(Figure dataset records)
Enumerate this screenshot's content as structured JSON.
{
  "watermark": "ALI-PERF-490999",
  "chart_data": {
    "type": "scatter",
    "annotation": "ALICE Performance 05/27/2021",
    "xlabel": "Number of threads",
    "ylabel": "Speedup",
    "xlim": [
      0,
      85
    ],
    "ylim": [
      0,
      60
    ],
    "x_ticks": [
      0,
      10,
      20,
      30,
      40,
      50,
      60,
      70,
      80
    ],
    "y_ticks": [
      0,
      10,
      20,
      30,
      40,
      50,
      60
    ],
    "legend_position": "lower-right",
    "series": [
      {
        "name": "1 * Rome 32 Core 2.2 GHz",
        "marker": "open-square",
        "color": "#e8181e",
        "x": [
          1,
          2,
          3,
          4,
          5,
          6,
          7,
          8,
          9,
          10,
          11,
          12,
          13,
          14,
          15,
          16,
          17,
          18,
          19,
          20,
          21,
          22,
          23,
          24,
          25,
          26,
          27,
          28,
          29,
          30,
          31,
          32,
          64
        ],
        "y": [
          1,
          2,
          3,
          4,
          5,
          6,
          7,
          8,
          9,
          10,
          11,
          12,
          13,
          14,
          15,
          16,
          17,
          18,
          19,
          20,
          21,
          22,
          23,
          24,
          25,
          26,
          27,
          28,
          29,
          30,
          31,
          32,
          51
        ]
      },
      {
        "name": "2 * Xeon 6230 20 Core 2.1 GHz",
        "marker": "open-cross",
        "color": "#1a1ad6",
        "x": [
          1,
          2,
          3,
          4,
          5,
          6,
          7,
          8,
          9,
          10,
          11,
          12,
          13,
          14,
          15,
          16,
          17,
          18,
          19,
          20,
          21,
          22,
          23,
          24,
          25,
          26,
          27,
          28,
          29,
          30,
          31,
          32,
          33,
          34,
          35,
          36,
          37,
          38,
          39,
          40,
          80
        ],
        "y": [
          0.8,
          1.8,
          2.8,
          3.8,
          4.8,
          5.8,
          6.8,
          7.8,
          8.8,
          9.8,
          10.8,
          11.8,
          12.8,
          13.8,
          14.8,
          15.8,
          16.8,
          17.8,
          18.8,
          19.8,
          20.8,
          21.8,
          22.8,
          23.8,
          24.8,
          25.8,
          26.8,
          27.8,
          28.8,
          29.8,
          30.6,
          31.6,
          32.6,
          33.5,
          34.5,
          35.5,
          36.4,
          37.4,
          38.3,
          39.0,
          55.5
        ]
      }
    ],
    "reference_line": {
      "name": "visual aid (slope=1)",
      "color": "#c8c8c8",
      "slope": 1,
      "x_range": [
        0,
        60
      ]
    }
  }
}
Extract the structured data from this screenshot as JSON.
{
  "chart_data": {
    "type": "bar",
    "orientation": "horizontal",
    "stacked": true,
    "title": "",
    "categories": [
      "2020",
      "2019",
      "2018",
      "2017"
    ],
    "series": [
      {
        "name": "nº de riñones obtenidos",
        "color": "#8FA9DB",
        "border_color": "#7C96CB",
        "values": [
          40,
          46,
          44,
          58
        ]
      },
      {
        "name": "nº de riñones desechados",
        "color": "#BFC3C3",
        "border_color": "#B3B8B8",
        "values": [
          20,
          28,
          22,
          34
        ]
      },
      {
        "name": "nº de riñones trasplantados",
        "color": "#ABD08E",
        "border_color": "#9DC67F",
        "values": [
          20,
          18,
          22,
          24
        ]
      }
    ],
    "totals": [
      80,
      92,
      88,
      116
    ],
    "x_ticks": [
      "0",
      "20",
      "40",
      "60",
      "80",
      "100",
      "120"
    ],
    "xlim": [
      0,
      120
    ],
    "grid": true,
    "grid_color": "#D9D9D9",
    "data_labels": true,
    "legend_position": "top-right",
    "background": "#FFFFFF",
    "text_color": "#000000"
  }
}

* Requirements
Among the lines of the material, find those that hold the word "name" and copy them.

* Task output
        "name": "1 * Rome 32 Core 2.2 GHz",
        "name": "2 * Xeon 6230 20 Core 2.1 GHz",
      "name": "visual aid (slope=1)",
        "name": "nº de riñones obtenidos",
        "name": "nº de riñones desechados",
        "name": "nº de riñones trasplantados",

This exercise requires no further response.